STATED GOAL: Copy every line from the records below that holds the word "ahora".
┌──
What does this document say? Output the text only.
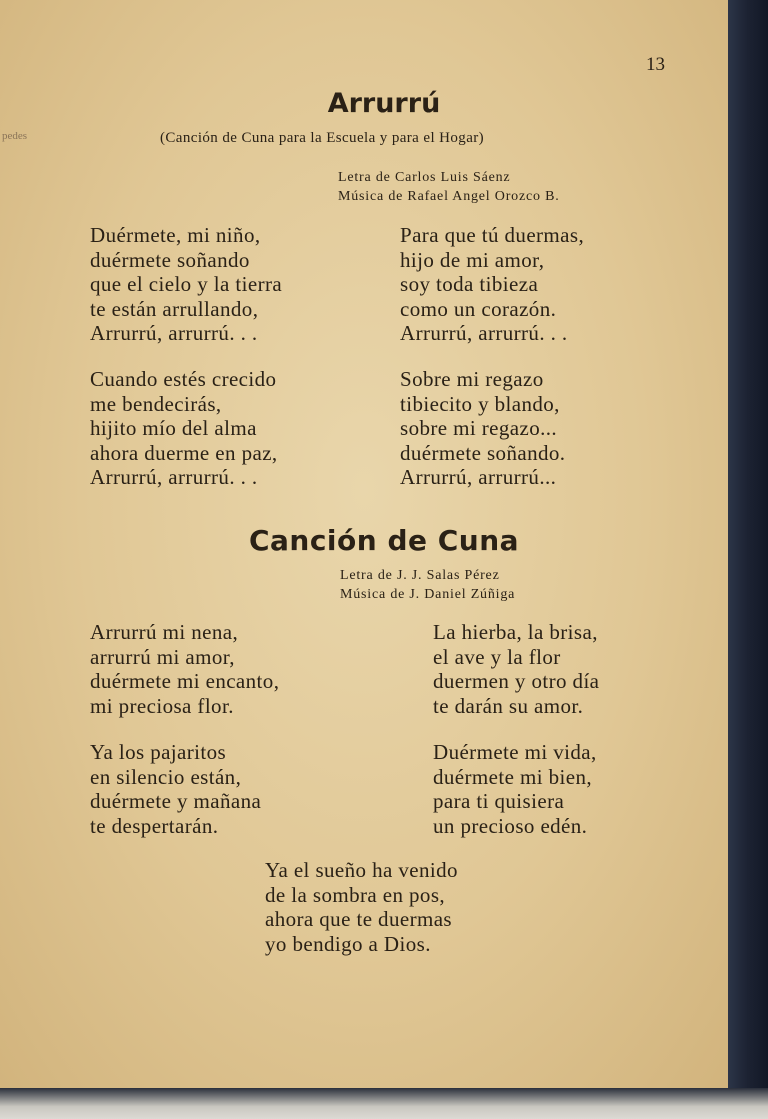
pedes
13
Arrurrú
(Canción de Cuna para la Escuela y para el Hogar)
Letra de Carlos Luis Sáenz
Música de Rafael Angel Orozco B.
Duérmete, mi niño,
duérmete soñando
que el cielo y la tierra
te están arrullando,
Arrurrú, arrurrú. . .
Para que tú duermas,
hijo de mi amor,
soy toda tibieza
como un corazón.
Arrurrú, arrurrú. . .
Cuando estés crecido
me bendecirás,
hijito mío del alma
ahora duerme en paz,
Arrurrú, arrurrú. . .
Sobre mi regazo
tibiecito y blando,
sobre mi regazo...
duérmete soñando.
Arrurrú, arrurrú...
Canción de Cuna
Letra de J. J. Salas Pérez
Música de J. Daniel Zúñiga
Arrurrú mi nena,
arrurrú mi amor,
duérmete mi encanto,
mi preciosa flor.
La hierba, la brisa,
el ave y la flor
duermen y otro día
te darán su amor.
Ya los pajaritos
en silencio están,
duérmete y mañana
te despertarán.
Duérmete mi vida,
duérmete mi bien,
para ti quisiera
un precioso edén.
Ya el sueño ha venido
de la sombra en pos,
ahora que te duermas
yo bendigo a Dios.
└──
┌──
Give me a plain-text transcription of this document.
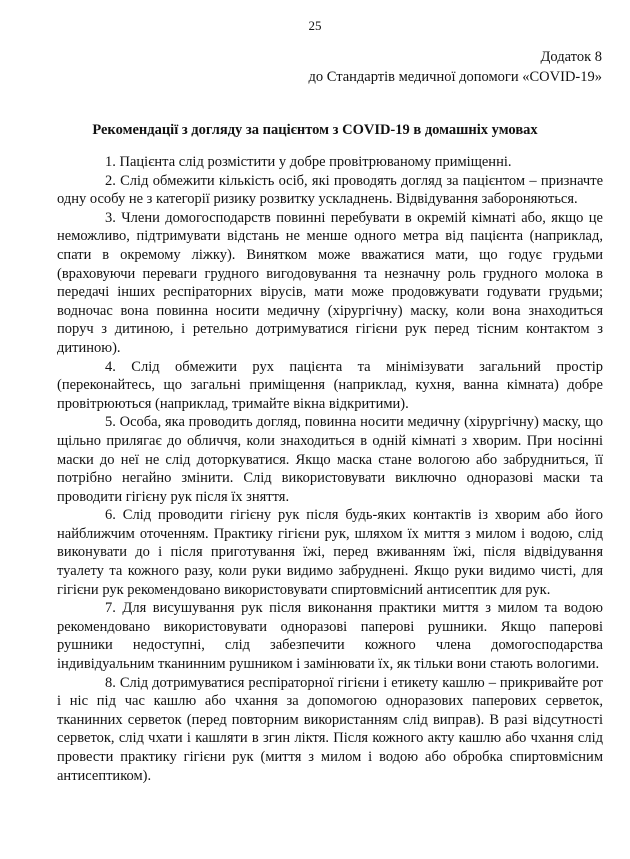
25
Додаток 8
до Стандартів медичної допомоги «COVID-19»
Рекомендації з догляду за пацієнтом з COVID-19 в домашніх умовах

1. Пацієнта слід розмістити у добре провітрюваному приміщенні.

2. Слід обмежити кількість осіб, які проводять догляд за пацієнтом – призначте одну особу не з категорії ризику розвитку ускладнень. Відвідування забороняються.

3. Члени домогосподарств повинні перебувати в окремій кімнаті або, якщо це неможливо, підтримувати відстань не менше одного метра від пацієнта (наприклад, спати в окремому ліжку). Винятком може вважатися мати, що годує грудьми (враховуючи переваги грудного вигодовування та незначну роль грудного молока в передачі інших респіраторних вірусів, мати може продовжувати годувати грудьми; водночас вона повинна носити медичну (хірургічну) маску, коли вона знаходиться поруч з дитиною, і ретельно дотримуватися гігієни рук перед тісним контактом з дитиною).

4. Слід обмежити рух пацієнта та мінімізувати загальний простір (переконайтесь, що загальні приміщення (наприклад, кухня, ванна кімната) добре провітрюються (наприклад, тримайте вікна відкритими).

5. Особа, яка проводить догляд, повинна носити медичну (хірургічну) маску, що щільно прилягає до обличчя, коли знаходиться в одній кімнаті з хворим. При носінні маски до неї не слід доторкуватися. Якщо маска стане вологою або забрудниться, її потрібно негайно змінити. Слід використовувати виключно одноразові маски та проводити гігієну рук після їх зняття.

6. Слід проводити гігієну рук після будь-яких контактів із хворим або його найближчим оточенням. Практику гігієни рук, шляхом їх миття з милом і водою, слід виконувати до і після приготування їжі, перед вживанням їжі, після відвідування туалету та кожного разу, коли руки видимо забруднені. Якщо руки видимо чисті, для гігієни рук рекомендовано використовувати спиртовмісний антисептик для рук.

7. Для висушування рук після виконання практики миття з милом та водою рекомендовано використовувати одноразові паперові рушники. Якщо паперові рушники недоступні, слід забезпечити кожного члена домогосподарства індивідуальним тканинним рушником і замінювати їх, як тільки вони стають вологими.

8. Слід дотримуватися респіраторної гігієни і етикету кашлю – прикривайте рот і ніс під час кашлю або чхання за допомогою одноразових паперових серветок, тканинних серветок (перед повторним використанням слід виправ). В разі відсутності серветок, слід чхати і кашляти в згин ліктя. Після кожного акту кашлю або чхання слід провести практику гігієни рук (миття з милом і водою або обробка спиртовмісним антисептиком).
└──
EXERCISE ANSWER:
ahora duerme en paz,
ahora que te duermas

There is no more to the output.